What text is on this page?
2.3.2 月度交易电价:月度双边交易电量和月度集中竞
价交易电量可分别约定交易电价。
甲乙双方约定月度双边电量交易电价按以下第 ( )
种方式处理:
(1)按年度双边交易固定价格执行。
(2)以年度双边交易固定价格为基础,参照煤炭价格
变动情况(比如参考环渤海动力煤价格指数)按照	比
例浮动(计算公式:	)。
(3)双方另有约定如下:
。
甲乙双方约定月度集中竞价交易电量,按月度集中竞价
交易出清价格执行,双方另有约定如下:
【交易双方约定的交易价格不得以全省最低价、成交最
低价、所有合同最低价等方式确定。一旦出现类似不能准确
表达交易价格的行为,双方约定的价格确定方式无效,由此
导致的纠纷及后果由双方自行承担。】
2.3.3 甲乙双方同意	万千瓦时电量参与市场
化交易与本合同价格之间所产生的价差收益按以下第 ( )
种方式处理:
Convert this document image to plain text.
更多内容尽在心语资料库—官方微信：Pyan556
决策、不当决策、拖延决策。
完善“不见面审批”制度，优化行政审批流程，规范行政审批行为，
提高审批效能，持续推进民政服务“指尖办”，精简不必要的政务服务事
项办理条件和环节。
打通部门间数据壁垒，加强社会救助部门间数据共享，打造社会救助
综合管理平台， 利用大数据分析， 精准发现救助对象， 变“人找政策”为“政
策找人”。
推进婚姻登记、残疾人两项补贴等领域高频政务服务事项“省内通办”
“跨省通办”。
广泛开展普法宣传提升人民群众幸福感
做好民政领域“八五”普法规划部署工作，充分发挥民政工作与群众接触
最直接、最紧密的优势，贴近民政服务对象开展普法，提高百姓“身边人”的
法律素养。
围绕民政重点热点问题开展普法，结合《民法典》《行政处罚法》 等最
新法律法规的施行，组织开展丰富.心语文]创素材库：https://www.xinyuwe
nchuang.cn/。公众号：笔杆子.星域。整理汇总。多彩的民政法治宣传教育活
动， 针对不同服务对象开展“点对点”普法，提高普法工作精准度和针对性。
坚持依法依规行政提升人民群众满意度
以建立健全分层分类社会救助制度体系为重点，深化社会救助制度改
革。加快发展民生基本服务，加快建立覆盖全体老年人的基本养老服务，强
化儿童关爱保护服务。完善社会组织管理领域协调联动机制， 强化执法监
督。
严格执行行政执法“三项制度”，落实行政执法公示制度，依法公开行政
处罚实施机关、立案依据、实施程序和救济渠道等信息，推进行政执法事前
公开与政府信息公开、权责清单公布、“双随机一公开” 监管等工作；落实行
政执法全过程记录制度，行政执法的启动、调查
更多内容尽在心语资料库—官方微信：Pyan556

_ _ _ _ _

*Task description*.
Your task is to transcribe the listing above in full, exactly as given.

*The solution*.
What text is on this page?
2.3.2 月度交易电价:月度双边交易电量和月度集中竞
价交易电量可分别约定交易电价。
甲乙双方约定月度双边电量交易电价按以下第 ( )
种方式处理:
(1)按年度双边交易固定价格执行。
(2)以年度双边交易固定价格为基础,参照煤炭价格
变动情况(比如参考环渤海动力煤价格指数)按照	比
例浮动(计算公式:	)。
(3)双方另有约定如下:
。
甲乙双方约定月度集中竞价交易电量,按月度集中竞价
交易出清价格执行,双方另有约定如下:
【交易双方约定的交易价格不得以全省最低价、成交最
低价、所有合同最低价等方式确定。一旦出现类似不能准确
表达交易价格的行为,双方约定的价格确定方式无效,由此
导致的纠纷及后果由双方自行承担。】
2.3.3 甲乙双方同意	万千瓦时电量参与市场
化交易与本合同价格之间所产生的价差收益按以下第 ( )
种方式处理:
Convert this document image to plain text.
更多内容尽在心语资料库—官方微信：Pyan556
决策、不当决策、拖延决策。
完善“不见面审批”制度，优化行政审批流程，规范行政审批行为，
提高审批效能，持续推进民政服务“指尖办”，精简不必要的政务服务事
项办理条件和环节。
打通部门间数据壁垒，加强社会救助部门间数据共享，打造社会救助
综合管理平台， 利用大数据分析， 精准发现救助对象， 变“人找政策”为“政
策找人”。
推进婚姻登记、残疾人两项补贴等领域高频政务服务事项“省内通办”
“跨省通办”。
广泛开展普法宣传提升人民群众幸福感
做好民政领域“八五”普法规划部署工作，充分发挥民政工作与群众接触
最直接、最紧密的优势，贴近民政服务对象开展普法，提高百姓“身边人”的
法律素养。
围绕民政重点热点问题开展普法，结合《民法典》《行政处罚法》 等最
新法律法规的施行，组织开展丰富.心语文]创素材库：https://www.xinyuwe
nchuang.cn/。公众号：笔杆子.星域。整理汇总。多彩的民政法治宣传教育活
动， 针对不同服务对象开展“点对点”普法，提高普法工作精准度和针对性。
坚持依法依规行政提升人民群众满意度
以建立健全分层分类社会救助制度体系为重点，深化社会救助制度改
革。加快发展民生基本服务，加快建立覆盖全体老年人的基本养老服务，强
化儿童关爱保护服务。完善社会组织管理领域协调联动机制， 强化执法监
督。
严格执行行政执法“三项制度”，落实行政执法公示制度，依法公开行政
处罚实施机关、立案依据、实施程序和救济渠道等信息，推进行政执法事前
公开与政府信息公开、权责清单公布、“双随机一公开” 监管等工作；落实行
政执法全过程记录制度，行政执法的启动、调查
更多内容尽在心语资料库—官方微信：Pyan556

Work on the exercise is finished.